Wherever a line below holds the word "base", copy that line.

____________________

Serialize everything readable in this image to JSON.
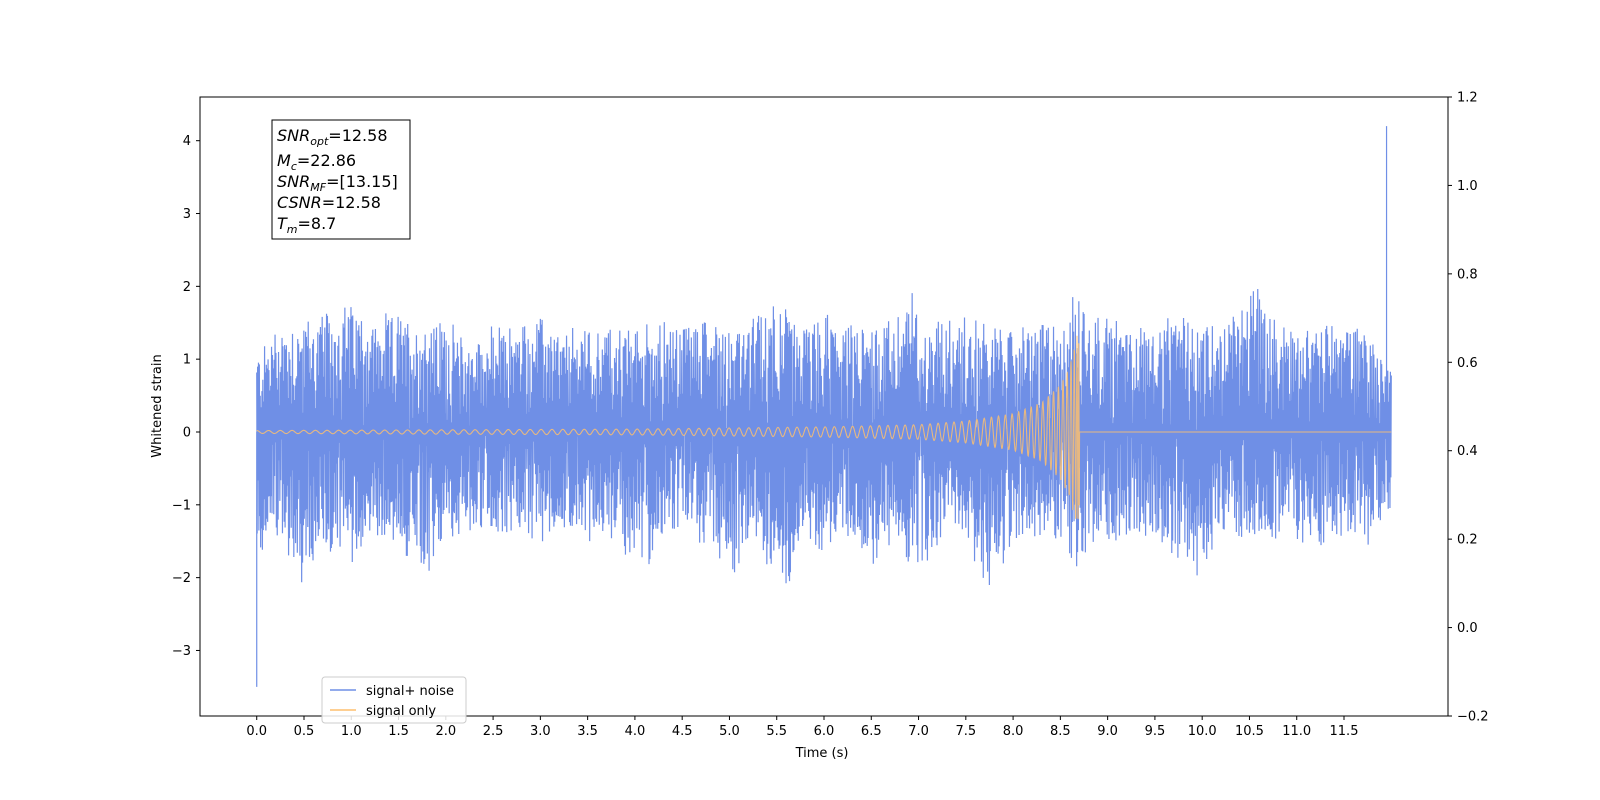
{
  "chart_data": {
    "type": "line",
    "xlabel": "Time (s)",
    "ylabel": "Whitened strain",
    "xlim": [
      -0.6,
      12.6
    ],
    "ylim": [
      -3.9,
      4.6
    ],
    "y2lim": [
      -0.2,
      1.2
    ],
    "x_ticks": [
      0.0,
      0.5,
      1.0,
      1.5,
      2.0,
      2.5,
      3.0,
      3.5,
      4.0,
      4.5,
      5.0,
      5.5,
      6.0,
      6.5,
      7.0,
      7.5,
      8.0,
      8.5,
      9.0,
      9.5,
      10.0,
      10.5,
      11.0,
      11.5
    ],
    "x_tick_labels": [
      "0.0",
      "0.5",
      "1.0",
      "1.5",
      "2.0",
      "2.5",
      "3.0",
      "3.5",
      "4.0",
      "4.5",
      "5.0",
      "5.5",
      "6.0",
      "6.5",
      "7.0",
      "7.5",
      "8.0",
      "8.5",
      "9.0",
      "9.5",
      "10.0",
      "10.5",
      "11.0",
      "11.5"
    ],
    "y_ticks": [
      -3,
      -2,
      -1,
      0,
      1,
      2,
      3,
      4
    ],
    "y_tick_labels": [
      "−3",
      "−2",
      "−1",
      "0",
      "1",
      "2",
      "3",
      "4"
    ],
    "y2_ticks": [
      -0.2,
      0.0,
      0.2,
      0.4,
      0.6,
      0.8,
      1.0,
      1.2
    ],
    "y2_tick_labels": [
      "−0.2",
      "0.0",
      "0.2",
      "0.4",
      "0.6",
      "0.8",
      "1.0",
      "1.2"
    ],
    "grid": false,
    "legend_position": "lower-left",
    "series": [
      {
        "name": "signal+ noise",
        "color": "#6f8fe6",
        "kind": "noisy-envelope",
        "t_start": 0.0,
        "t_end": 12.0,
        "upper_envelope": [
          [
            0.0,
            1.15
          ],
          [
            0.25,
            1.6
          ],
          [
            0.5,
            1.65
          ],
          [
            0.75,
            1.7
          ],
          [
            1.0,
            1.9
          ],
          [
            1.25,
            1.6
          ],
          [
            1.5,
            1.7
          ],
          [
            1.75,
            1.6
          ],
          [
            2.0,
            1.6
          ],
          [
            2.25,
            1.3
          ],
          [
            2.5,
            1.5
          ],
          [
            2.75,
            1.55
          ],
          [
            3.0,
            1.65
          ],
          [
            3.25,
            1.4
          ],
          [
            3.5,
            1.6
          ],
          [
            3.75,
            1.5
          ],
          [
            4.0,
            1.5
          ],
          [
            4.25,
            1.6
          ],
          [
            4.5,
            1.55
          ],
          [
            4.75,
            1.8
          ],
          [
            5.0,
            1.5
          ],
          [
            5.25,
            1.6
          ],
          [
            5.5,
            2.05
          ],
          [
            5.75,
            1.5
          ],
          [
            6.0,
            1.7
          ],
          [
            6.25,
            1.5
          ],
          [
            6.5,
            1.6
          ],
          [
            6.75,
            1.65
          ],
          [
            6.92,
            2.1
          ],
          [
            7.0,
            1.55
          ],
          [
            7.25,
            1.7
          ],
          [
            7.5,
            1.65
          ],
          [
            7.75,
            1.55
          ],
          [
            8.0,
            1.5
          ],
          [
            8.25,
            1.6
          ],
          [
            8.5,
            1.6
          ],
          [
            8.7,
            2.05
          ],
          [
            8.9,
            1.7
          ],
          [
            9.25,
            1.6
          ],
          [
            9.5,
            1.55
          ],
          [
            9.75,
            1.6
          ],
          [
            10.0,
            1.65
          ],
          [
            10.25,
            1.5
          ],
          [
            10.55,
            2.35
          ],
          [
            10.75,
            1.6
          ],
          [
            11.0,
            1.55
          ],
          [
            11.25,
            1.5
          ],
          [
            11.5,
            1.6
          ],
          [
            11.75,
            1.55
          ],
          [
            11.9,
            1.1
          ]
        ],
        "lower_envelope": [
          [
            0.0,
            -1.8
          ],
          [
            0.25,
            -1.5
          ],
          [
            0.45,
            -2.2
          ],
          [
            0.75,
            -1.8
          ],
          [
            1.0,
            -1.9
          ],
          [
            1.25,
            -1.5
          ],
          [
            1.5,
            -1.6
          ],
          [
            1.8,
            -2.35
          ],
          [
            2.0,
            -1.5
          ],
          [
            2.25,
            -1.45
          ],
          [
            2.5,
            -1.5
          ],
          [
            2.75,
            -1.45
          ],
          [
            3.0,
            -1.6
          ],
          [
            3.25,
            -1.4
          ],
          [
            3.5,
            -1.55
          ],
          [
            3.75,
            -1.5
          ],
          [
            4.1,
            -2.1
          ],
          [
            4.25,
            -1.5
          ],
          [
            4.5,
            -1.5
          ],
          [
            4.75,
            -1.6
          ],
          [
            5.1,
            -2.1
          ],
          [
            5.25,
            -1.5
          ],
          [
            5.6,
            -2.35
          ],
          [
            5.75,
            -1.5
          ],
          [
            6.0,
            -1.7
          ],
          [
            6.25,
            -1.5
          ],
          [
            6.55,
            -2.15
          ],
          [
            6.75,
            -1.5
          ],
          [
            6.95,
            -2.2
          ],
          [
            7.25,
            -1.6
          ],
          [
            7.5,
            -1.5
          ],
          [
            7.7,
            -2.35
          ],
          [
            8.0,
            -1.6
          ],
          [
            8.25,
            -1.5
          ],
          [
            8.5,
            -1.6
          ],
          [
            8.7,
            -2.1
          ],
          [
            9.0,
            -1.6
          ],
          [
            9.25,
            -1.5
          ],
          [
            9.5,
            -1.55
          ],
          [
            9.75,
            -2.0
          ],
          [
            9.95,
            -2.25
          ],
          [
            10.25,
            -1.6
          ],
          [
            10.5,
            -1.5
          ],
          [
            10.75,
            -1.6
          ],
          [
            11.0,
            -1.5
          ],
          [
            11.25,
            -1.7
          ],
          [
            11.5,
            -1.6
          ],
          [
            11.75,
            -1.65
          ],
          [
            11.9,
            -1.3
          ]
        ],
        "spikes": [
          [
            0.0,
            -3.5
          ],
          [
            11.95,
            4.2
          ]
        ]
      },
      {
        "name": "signal only",
        "color": "#fdbf6f",
        "kind": "chirp",
        "t_start": 0.0,
        "t_merger": 8.7,
        "t_end": 12.0,
        "amplitude_envelope": [
          [
            0.0,
            0.02
          ],
          [
            2.0,
            0.03
          ],
          [
            4.0,
            0.04
          ],
          [
            6.0,
            0.07
          ],
          [
            7.0,
            0.1
          ],
          [
            7.5,
            0.15
          ],
          [
            8.0,
            0.25
          ],
          [
            8.3,
            0.4
          ],
          [
            8.5,
            0.65
          ],
          [
            8.6,
            0.9
          ],
          [
            8.68,
            1.35
          ],
          [
            8.7,
            1.3
          ]
        ]
      }
    ]
  },
  "info_box": {
    "lines": [
      {
        "base": "SNR",
        "sub": "opt",
        "value": "=12.58"
      },
      {
        "base": "M",
        "sub": "c",
        "value": "=22.86"
      },
      {
        "base": "SNR",
        "sub": "MF",
        "value": "=[13.15]"
      },
      {
        "base": "CSNR",
        "sub": "",
        "value": "=12.58"
      },
      {
        "base": "T",
        "sub": "m",
        "value": "=8.7"
      }
    ]
  }
}
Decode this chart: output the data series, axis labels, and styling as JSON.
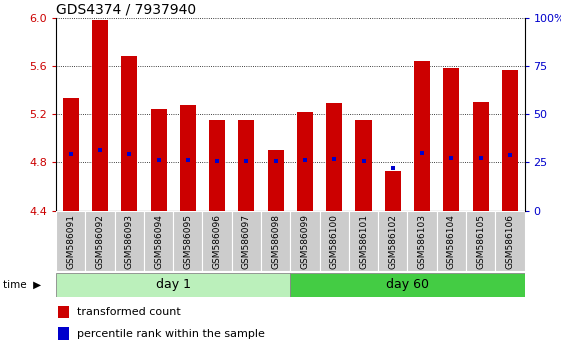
{
  "title": "GDS4374 / 7937940",
  "samples": [
    "GSM586091",
    "GSM586092",
    "GSM586093",
    "GSM586094",
    "GSM586095",
    "GSM586096",
    "GSM586097",
    "GSM586098",
    "GSM586099",
    "GSM586100",
    "GSM586101",
    "GSM586102",
    "GSM586103",
    "GSM586104",
    "GSM586105",
    "GSM586106"
  ],
  "bar_tops": [
    5.33,
    5.98,
    5.68,
    5.24,
    5.28,
    5.15,
    5.15,
    4.9,
    5.22,
    5.29,
    5.15,
    4.73,
    5.64,
    5.58,
    5.3,
    5.57
  ],
  "bar_bottom": 4.4,
  "percentile_values": [
    4.87,
    4.9,
    4.87,
    4.82,
    4.82,
    4.81,
    4.81,
    4.81,
    4.82,
    4.83,
    4.81,
    4.75,
    4.88,
    4.84,
    4.84,
    4.86
  ],
  "ylim": [
    4.4,
    6.0
  ],
  "yticks_left": [
    4.4,
    4.8,
    5.2,
    5.6,
    6.0
  ],
  "yticks_right": [
    0,
    25,
    50,
    75,
    100
  ],
  "bar_color": "#cc0000",
  "percentile_color": "#0000cc",
  "day1_color": "#bbf0bb",
  "day60_color": "#44cc44",
  "day1_samples": 8,
  "day60_samples": 8,
  "label_bg_color": "#cccccc",
  "bar_width": 0.55,
  "title_fontsize": 10,
  "axis_fontsize": 8,
  "label_fontsize": 6.5
}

____________________

*Exercise solution*.
        "base": "SNR",
        "base": "M",
        "base": "SNR",
        "base": "CSNR",
        "base": "T",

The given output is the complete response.